● **What needs to be done**: In the listing below, locate the lines bearing the word "Heliocentric". Copy every one of them.

● **Stored rows**:
++++++++++

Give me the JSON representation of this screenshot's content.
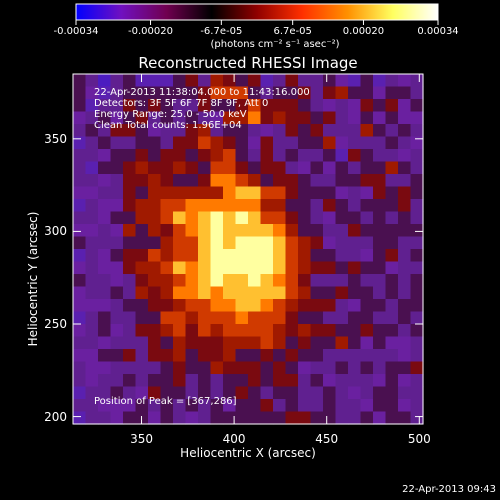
{
  "colorbar": {
    "tick_labels": [
      "-0.00034",
      "-0.00020",
      "-6.7e-05",
      "6.7e-05",
      "0.00020",
      "0.00034"
    ],
    "tick_values": [
      -0.00034,
      -0.0002,
      -6.7e-05,
      6.7e-05,
      0.0002,
      0.00034
    ],
    "range": [
      -0.00034,
      0.00034
    ],
    "unit_label": "(photons cm⁻² s⁻¹ asec⁻²)",
    "colors": [
      "#0000ff",
      "#7010c0",
      "#700050",
      "#000000",
      "#900000",
      "#ff3000",
      "#ff9000",
      "#ffff60",
      "#ffffff"
    ]
  },
  "annotations": {
    "time_range": "22-Apr-2013 11:38:04.000 to 11:43:16.000",
    "detectors": "Detectors: 3F 5F 6F 7F 8F 9F, Att 0",
    "energy": "Energy Range: 25.0 - 50.0 keV",
    "clean": "Clean     Total counts: 1.96E+04",
    "peak": "Position of Peak = [367,286]"
  },
  "timestamp": "22-Apr-2013 09:43",
  "chart_data": {
    "type": "heatmap",
    "title": "Reconstructed RHESSI Image",
    "xlabel": "Heliocentric X (arcsec)",
    "ylabel": "Heliocentric Y (arcsec)",
    "xlim": [
      313,
      502
    ],
    "ylim": [
      196,
      385
    ],
    "xticks": [
      350,
      400,
      450,
      500
    ],
    "xtick_labels": [
      "350",
      "400",
      "450",
      "500"
    ],
    "yticks": [
      200,
      250,
      300,
      350
    ],
    "ytick_labels": [
      "200",
      "250",
      "300",
      "350"
    ],
    "peak_position": [
      367,
      286
    ],
    "grid_cols": 28,
    "grid_rows": 28,
    "intensity_rows": [
      [
        6,
        5,
        2,
        5,
        6,
        3,
        3,
        3,
        6,
        7,
        5,
        8,
        7,
        6,
        7,
        3,
        5,
        7,
        5,
        5,
        6,
        4,
        3,
        6,
        3,
        5,
        4,
        5
      ],
      [
        6,
        4,
        3,
        5,
        6,
        6,
        6,
        6,
        6,
        6,
        7,
        9,
        9,
        9,
        6,
        5,
        6,
        6,
        7,
        5,
        7,
        8,
        6,
        6,
        4,
        6,
        6,
        5
      ],
      [
        6,
        3,
        5,
        5,
        7,
        6,
        7,
        6,
        5,
        5,
        7,
        6,
        6,
        7,
        9,
        7,
        7,
        7,
        6,
        5,
        4,
        5,
        4,
        7,
        6,
        7,
        4,
        6
      ],
      [
        4,
        5,
        6,
        4,
        6,
        7,
        5,
        6,
        5,
        6,
        5,
        4,
        8,
        8,
        10,
        7,
        8,
        7,
        7,
        6,
        7,
        5,
        4,
        6,
        4,
        6,
        4,
        4
      ],
      [
        5,
        6,
        5,
        7,
        7,
        6,
        4,
        5,
        5,
        7,
        8,
        5,
        6,
        6,
        5,
        4,
        5,
        7,
        6,
        7,
        5,
        5,
        5,
        8,
        6,
        5,
        6,
        5
      ],
      [
        3,
        5,
        6,
        5,
        5,
        6,
        6,
        5,
        7,
        7,
        9,
        8,
        7,
        6,
        4,
        7,
        5,
        5,
        6,
        6,
        8,
        4,
        5,
        5,
        5,
        6,
        5,
        4
      ],
      [
        5,
        5,
        4,
        6,
        6,
        7,
        6,
        7,
        7,
        6,
        7,
        8,
        9,
        6,
        5,
        7,
        5,
        6,
        5,
        5,
        6,
        3,
        7,
        6,
        5,
        5,
        4,
        5
      ],
      [
        5,
        3,
        6,
        6,
        7,
        8,
        7,
        7,
        8,
        7,
        6,
        9,
        9,
        7,
        6,
        7,
        7,
        5,
        4,
        6,
        4,
        6,
        5,
        6,
        6,
        8,
        6,
        5
      ],
      [
        5,
        5,
        4,
        5,
        7,
        7,
        8,
        7,
        6,
        6,
        7,
        10,
        10,
        9,
        8,
        6,
        7,
        7,
        6,
        5,
        5,
        6,
        6,
        7,
        7,
        5,
        5,
        6
      ],
      [
        4,
        4,
        5,
        5,
        7,
        6,
        8,
        8,
        8,
        8,
        8,
        8,
        10,
        11,
        11,
        9,
        9,
        7,
        6,
        6,
        6,
        4,
        5,
        4,
        7,
        6,
        7,
        6
      ],
      [
        3,
        5,
        4,
        4,
        7,
        8,
        8,
        9,
        9,
        10,
        10,
        10,
        10,
        10,
        10,
        8,
        8,
        6,
        6,
        5,
        7,
        6,
        5,
        6,
        6,
        6,
        7,
        5
      ],
      [
        5,
        5,
        4,
        6,
        6,
        8,
        8,
        9,
        11,
        10,
        11,
        12,
        11,
        12,
        11,
        9,
        9,
        7,
        6,
        5,
        4,
        6,
        6,
        5,
        6,
        5,
        6,
        5
      ],
      [
        4,
        4,
        5,
        4,
        8,
        6,
        8,
        7,
        9,
        10,
        11,
        12,
        11,
        11,
        11,
        11,
        10,
        8,
        6,
        6,
        5,
        5,
        7,
        6,
        6,
        6,
        6,
        6
      ],
      [
        6,
        5,
        5,
        5,
        6,
        6,
        6,
        8,
        9,
        9,
        11,
        12,
        11,
        12,
        12,
        12,
        11,
        9,
        8,
        7,
        4,
        5,
        5,
        5,
        6,
        6,
        5,
        5
      ],
      [
        3,
        5,
        4,
        6,
        7,
        7,
        9,
        8,
        9,
        9,
        11,
        12,
        12,
        12,
        12,
        12,
        11,
        9,
        8,
        6,
        6,
        5,
        5,
        4,
        6,
        7,
        5,
        6
      ],
      [
        4,
        5,
        4,
        4,
        7,
        8,
        8,
        9,
        11,
        10,
        11,
        12,
        12,
        12,
        12,
        12,
        11,
        9,
        8,
        7,
        7,
        6,
        7,
        6,
        6,
        4,
        5,
        5
      ],
      [
        6,
        5,
        5,
        4,
        5,
        7,
        8,
        8,
        9,
        10,
        11,
        12,
        11,
        11,
        12,
        11,
        10,
        9,
        7,
        5,
        5,
        5,
        6,
        5,
        5,
        6,
        5,
        6
      ],
      [
        4,
        5,
        5,
        6,
        5,
        8,
        7,
        8,
        10,
        10,
        11,
        10,
        11,
        11,
        11,
        11,
        11,
        9,
        8,
        6,
        6,
        7,
        6,
        6,
        5,
        6,
        5,
        6
      ],
      [
        4,
        4,
        4,
        5,
        6,
        6,
        7,
        7,
        8,
        9,
        9,
        10,
        10,
        11,
        11,
        10,
        9,
        8,
        7,
        7,
        7,
        5,
        4,
        6,
        6,
        5,
        6,
        6
      ],
      [
        3,
        5,
        6,
        5,
        5,
        6,
        6,
        9,
        9,
        8,
        9,
        9,
        9,
        10,
        9,
        9,
        9,
        7,
        6,
        6,
        5,
        5,
        6,
        6,
        5,
        5,
        6,
        5
      ],
      [
        4,
        5,
        6,
        4,
        5,
        7,
        7,
        8,
        9,
        7,
        9,
        8,
        9,
        9,
        9,
        9,
        8,
        7,
        8,
        7,
        7,
        6,
        6,
        7,
        6,
        6,
        5,
        6
      ],
      [
        5,
        5,
        4,
        5,
        5,
        5,
        7,
        6,
        8,
        7,
        7,
        7,
        8,
        8,
        8,
        9,
        8,
        6,
        7,
        6,
        6,
        8,
        6,
        4,
        6,
        4,
        4,
        5
      ],
      [
        4,
        4,
        6,
        6,
        7,
        5,
        7,
        7,
        8,
        6,
        7,
        7,
        8,
        6,
        6,
        7,
        6,
        7,
        6,
        6,
        5,
        5,
        5,
        5,
        5,
        5,
        4,
        5
      ],
      [
        5,
        4,
        4,
        5,
        5,
        5,
        5,
        6,
        7,
        6,
        6,
        8,
        7,
        7,
        7,
        6,
        7,
        6,
        4,
        5,
        5,
        6,
        5,
        6,
        5,
        6,
        6,
        7
      ],
      [
        5,
        4,
        5,
        5,
        6,
        5,
        6,
        6,
        7,
        5,
        6,
        5,
        6,
        6,
        7,
        6,
        7,
        7,
        5,
        6,
        4,
        5,
        5,
        5,
        4,
        6,
        4,
        5
      ],
      [
        3,
        5,
        5,
        6,
        5,
        4,
        7,
        6,
        6,
        5,
        6,
        5,
        6,
        7,
        6,
        5,
        6,
        6,
        5,
        5,
        6,
        5,
        4,
        5,
        6,
        6,
        5,
        5
      ],
      [
        5,
        5,
        4,
        4,
        4,
        6,
        5,
        6,
        5,
        6,
        5,
        6,
        4,
        6,
        6,
        7,
        5,
        6,
        5,
        5,
        6,
        5,
        5,
        4,
        6,
        6,
        4,
        5
      ],
      [
        3,
        5,
        5,
        4,
        6,
        6,
        4,
        6,
        5,
        4,
        5,
        6,
        6,
        6,
        6,
        6,
        6,
        7,
        7,
        6,
        6,
        5,
        5,
        6,
        4,
        6,
        6,
        5
      ]
    ]
  }
}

++++++++++

● **In response**:
    "xlabel": "Heliocentric X (arcsec)",
    "ylabel": "Heliocentric Y (arcsec)",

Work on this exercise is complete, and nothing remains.